> **Aim of the task**:
From the entries below, please gather each line containing the string "irregular".

> **Given entries**:
────────────────────────────────────────

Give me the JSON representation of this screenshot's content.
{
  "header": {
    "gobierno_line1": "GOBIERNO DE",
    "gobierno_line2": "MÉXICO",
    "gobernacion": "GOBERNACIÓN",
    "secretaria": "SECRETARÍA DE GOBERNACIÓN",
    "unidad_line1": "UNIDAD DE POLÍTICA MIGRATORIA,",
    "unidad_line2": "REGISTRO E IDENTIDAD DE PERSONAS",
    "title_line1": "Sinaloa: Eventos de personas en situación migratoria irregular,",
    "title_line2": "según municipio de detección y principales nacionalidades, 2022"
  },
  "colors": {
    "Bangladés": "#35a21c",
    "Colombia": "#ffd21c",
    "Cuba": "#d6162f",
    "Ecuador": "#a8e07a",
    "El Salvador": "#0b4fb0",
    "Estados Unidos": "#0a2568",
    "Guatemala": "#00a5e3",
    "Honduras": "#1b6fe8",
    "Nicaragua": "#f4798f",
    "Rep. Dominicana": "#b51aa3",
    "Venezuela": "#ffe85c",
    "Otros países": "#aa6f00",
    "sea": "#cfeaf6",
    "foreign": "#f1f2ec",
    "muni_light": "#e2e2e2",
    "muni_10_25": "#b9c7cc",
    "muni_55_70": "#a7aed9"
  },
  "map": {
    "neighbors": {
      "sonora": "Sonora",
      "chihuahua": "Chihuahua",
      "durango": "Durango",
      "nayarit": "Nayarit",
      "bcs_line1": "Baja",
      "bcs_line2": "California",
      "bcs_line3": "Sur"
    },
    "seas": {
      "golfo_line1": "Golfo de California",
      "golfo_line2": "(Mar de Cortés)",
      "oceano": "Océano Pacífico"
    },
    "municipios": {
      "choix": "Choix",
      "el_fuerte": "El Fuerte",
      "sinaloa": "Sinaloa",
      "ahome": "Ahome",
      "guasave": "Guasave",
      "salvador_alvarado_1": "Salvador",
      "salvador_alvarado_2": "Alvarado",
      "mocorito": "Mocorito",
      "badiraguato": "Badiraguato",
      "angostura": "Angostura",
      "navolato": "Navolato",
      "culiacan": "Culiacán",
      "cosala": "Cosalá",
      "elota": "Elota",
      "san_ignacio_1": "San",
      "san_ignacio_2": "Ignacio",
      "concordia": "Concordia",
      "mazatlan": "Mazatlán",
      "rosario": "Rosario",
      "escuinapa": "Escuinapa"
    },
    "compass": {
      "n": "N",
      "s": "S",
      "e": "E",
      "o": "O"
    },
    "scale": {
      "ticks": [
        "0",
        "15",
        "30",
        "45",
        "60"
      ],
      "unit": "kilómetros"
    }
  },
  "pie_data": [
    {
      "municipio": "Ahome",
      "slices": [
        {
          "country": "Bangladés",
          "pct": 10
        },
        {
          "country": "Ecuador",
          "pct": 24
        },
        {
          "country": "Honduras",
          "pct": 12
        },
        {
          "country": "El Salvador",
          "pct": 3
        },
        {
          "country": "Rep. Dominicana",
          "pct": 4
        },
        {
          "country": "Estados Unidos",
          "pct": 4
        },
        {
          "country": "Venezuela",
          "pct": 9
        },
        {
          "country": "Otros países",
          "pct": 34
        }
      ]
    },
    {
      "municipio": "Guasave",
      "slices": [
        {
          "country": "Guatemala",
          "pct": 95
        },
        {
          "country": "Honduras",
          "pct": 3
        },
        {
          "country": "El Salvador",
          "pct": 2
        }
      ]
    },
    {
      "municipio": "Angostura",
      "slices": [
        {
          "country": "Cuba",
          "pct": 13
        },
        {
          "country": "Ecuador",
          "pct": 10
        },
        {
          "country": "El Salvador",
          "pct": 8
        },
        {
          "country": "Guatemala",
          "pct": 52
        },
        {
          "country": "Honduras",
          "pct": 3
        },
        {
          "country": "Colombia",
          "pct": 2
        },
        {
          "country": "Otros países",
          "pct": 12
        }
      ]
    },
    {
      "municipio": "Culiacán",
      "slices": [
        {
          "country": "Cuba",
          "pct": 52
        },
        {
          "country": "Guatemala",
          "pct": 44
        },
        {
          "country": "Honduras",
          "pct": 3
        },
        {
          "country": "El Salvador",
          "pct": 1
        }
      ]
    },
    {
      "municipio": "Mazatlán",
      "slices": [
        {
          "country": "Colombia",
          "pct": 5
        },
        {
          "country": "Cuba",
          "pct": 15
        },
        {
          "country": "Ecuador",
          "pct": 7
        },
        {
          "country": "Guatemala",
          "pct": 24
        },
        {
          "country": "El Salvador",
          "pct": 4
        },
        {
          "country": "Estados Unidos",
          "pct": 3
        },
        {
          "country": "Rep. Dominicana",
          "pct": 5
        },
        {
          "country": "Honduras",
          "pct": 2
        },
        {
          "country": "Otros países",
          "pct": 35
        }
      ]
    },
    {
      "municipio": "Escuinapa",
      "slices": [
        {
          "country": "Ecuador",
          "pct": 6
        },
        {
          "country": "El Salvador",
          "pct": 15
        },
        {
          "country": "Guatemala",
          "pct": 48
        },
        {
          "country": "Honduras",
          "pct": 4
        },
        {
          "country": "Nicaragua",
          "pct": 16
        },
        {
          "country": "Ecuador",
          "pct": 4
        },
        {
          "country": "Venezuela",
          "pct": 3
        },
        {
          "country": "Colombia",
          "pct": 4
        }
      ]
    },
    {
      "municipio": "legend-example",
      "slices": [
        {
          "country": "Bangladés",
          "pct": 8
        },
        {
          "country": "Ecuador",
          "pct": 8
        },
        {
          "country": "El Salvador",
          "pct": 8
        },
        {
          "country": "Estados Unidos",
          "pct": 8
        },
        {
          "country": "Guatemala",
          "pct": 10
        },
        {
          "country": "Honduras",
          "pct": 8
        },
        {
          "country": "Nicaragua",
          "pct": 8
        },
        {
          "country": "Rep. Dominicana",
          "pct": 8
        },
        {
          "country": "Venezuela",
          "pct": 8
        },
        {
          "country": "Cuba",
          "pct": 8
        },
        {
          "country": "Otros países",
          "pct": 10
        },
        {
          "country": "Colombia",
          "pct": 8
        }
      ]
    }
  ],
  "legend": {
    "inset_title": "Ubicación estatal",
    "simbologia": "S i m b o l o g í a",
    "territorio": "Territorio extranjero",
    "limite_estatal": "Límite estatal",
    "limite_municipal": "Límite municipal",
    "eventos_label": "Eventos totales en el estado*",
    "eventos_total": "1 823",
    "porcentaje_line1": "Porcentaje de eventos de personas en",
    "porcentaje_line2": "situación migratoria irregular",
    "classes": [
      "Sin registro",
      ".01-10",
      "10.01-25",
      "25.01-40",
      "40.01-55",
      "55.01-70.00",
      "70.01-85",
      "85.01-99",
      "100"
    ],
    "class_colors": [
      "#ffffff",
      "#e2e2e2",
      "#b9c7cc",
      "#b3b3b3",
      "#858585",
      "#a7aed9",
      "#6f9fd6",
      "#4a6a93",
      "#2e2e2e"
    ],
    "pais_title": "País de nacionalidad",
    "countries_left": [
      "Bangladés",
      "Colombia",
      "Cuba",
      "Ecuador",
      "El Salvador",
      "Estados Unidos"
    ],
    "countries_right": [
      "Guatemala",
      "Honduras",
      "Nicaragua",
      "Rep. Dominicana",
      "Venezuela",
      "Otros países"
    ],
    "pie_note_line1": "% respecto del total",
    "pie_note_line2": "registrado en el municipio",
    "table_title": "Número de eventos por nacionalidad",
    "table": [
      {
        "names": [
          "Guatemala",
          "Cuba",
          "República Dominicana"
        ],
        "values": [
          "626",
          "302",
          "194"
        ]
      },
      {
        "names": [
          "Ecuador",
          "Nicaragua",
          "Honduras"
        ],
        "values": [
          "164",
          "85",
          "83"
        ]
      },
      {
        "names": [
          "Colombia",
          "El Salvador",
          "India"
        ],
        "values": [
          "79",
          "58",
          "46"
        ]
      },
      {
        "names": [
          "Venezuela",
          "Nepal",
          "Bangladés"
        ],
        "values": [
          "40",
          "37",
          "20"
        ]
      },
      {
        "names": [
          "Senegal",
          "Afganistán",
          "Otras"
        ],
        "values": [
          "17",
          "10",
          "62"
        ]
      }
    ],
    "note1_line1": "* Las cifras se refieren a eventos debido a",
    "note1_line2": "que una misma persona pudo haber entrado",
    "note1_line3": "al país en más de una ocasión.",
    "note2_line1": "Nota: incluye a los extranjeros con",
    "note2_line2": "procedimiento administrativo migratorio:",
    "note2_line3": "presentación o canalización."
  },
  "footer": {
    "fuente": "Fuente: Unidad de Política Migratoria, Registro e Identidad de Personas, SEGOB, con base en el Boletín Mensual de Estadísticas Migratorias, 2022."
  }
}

────────────────────────────────────────

> **Task result**:
    "title_line1": "Sinaloa: Eventos de personas en situación migratoria irregular,",
    "porcentaje_line2": "situación migratoria irregular",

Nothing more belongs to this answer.